- Work to do: For the material that follows, list every line containing the word "réveille".

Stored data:
· · · · · · ·
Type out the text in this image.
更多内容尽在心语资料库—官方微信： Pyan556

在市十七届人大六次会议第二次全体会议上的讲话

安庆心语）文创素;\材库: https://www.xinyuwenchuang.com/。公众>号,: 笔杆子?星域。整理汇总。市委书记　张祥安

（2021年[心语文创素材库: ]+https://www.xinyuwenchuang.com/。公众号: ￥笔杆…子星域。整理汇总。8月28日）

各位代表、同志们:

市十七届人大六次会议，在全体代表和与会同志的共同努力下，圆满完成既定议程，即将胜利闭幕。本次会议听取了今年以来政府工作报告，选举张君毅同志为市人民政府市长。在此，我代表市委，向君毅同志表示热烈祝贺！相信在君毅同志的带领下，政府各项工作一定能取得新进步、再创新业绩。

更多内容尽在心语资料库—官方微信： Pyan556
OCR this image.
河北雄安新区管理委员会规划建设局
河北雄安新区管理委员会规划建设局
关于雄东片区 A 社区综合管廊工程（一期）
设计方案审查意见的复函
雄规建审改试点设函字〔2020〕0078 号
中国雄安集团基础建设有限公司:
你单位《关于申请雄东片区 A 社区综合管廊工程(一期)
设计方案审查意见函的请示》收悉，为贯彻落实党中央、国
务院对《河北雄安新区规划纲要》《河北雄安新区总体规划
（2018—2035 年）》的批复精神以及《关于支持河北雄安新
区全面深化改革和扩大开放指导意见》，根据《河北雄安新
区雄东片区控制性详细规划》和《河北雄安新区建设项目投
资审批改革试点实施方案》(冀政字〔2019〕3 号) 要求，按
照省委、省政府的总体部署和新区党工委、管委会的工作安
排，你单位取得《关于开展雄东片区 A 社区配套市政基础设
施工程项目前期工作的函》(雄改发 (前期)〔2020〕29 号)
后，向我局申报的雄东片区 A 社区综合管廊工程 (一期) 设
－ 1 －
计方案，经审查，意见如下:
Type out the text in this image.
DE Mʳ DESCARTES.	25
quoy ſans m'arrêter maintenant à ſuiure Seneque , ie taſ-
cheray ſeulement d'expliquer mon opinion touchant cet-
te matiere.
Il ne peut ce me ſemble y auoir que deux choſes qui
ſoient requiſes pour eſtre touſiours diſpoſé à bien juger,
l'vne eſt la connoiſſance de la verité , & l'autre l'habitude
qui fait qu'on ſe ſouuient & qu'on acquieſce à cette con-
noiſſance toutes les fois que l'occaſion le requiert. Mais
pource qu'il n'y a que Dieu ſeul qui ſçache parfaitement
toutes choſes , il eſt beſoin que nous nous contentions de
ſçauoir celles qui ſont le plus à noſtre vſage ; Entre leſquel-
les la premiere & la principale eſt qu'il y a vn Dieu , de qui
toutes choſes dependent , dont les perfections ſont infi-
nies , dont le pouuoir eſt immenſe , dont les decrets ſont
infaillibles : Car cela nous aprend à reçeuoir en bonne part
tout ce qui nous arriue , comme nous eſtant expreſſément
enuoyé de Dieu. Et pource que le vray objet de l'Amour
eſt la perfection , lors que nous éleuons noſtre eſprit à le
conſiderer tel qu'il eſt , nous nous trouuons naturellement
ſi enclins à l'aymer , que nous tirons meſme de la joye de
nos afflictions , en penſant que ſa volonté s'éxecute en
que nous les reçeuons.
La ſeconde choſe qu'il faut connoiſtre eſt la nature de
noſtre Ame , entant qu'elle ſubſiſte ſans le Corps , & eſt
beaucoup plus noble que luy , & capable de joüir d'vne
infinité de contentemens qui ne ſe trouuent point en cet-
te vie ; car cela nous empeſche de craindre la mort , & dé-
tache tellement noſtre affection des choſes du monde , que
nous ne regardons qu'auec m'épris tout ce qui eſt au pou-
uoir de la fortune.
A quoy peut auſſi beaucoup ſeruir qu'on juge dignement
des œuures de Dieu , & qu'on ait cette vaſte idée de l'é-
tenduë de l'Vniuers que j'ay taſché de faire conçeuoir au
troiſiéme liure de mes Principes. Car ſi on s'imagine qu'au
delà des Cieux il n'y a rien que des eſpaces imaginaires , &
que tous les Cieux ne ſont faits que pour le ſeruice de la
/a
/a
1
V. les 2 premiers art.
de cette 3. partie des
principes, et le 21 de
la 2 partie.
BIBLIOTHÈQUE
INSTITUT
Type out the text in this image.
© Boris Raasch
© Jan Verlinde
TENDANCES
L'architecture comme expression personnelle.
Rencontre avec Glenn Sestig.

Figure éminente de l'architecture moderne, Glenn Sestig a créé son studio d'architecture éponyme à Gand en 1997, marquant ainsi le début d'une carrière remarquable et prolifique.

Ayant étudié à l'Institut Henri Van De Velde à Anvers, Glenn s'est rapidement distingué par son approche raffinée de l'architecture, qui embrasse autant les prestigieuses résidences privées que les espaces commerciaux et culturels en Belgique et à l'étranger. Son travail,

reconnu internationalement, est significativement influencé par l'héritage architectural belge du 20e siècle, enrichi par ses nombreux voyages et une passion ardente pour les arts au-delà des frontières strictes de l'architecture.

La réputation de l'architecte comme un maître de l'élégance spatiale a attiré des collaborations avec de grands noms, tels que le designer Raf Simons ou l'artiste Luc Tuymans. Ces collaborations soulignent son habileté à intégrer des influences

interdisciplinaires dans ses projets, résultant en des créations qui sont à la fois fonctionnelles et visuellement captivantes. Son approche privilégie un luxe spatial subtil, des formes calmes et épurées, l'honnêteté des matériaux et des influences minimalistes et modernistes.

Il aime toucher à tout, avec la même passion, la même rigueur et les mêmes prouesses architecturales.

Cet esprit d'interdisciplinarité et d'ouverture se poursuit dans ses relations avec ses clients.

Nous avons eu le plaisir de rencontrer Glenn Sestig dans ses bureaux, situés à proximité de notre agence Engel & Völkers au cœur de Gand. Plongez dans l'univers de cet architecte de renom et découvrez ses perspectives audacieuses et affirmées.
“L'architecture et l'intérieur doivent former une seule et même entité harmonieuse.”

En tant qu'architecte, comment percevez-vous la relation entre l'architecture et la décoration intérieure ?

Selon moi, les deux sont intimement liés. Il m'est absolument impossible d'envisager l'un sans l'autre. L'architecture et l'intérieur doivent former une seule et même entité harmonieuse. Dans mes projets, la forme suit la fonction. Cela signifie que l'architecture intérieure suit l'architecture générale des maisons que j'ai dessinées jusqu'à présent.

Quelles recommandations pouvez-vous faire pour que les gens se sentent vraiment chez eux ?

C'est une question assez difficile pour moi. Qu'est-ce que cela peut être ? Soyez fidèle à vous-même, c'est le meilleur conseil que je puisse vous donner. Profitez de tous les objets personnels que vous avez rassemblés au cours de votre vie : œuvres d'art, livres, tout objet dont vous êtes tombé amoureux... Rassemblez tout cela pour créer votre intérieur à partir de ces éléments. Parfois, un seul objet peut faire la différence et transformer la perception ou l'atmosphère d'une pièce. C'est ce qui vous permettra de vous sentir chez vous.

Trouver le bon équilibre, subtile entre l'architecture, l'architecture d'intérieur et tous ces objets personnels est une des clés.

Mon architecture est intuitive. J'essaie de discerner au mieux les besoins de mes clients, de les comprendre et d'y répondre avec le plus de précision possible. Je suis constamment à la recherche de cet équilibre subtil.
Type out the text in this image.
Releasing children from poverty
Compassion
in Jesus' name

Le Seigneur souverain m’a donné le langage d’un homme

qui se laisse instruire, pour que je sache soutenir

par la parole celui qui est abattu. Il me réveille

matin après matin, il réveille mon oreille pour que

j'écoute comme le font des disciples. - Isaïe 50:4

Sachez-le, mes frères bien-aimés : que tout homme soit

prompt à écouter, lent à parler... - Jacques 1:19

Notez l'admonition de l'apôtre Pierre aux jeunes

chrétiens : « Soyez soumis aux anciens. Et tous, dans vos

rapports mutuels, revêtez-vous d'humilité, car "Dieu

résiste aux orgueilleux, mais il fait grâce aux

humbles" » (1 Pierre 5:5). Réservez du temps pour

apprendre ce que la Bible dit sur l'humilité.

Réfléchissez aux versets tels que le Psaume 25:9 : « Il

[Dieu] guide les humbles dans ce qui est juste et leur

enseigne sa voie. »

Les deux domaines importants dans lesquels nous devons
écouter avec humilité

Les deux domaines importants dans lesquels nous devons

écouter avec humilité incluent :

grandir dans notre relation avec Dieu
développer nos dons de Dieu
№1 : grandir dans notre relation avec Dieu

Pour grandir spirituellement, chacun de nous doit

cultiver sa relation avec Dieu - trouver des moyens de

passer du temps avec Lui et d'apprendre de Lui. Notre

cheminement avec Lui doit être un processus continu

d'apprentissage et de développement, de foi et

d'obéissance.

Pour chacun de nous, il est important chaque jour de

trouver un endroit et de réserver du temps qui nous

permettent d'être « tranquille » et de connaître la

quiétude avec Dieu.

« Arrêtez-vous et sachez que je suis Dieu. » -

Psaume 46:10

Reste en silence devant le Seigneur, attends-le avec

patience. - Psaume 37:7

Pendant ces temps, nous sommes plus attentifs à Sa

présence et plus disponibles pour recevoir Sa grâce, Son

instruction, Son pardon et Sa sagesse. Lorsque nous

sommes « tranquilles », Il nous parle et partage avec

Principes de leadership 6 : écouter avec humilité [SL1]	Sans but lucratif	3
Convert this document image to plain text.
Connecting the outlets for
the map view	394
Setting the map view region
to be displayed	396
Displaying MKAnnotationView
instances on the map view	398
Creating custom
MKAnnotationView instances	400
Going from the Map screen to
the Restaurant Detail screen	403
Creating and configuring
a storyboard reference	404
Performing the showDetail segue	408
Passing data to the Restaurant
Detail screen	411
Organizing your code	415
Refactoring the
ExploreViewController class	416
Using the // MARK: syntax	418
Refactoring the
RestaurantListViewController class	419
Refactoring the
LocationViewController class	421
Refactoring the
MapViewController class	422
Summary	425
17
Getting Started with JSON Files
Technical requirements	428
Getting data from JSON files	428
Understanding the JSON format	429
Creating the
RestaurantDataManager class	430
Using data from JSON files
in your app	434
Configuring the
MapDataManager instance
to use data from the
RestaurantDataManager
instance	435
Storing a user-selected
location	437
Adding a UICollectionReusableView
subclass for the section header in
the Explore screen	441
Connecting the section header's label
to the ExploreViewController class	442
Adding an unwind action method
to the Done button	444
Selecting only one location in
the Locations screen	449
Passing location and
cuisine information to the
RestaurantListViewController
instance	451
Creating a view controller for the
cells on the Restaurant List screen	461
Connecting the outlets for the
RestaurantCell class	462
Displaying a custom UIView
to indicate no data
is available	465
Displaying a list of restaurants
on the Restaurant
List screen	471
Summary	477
· · · · · · ·
- Response to the task:
par la parole celui qui est abattu. Il me réveille
matin après matin, il réveille mon oreille pour que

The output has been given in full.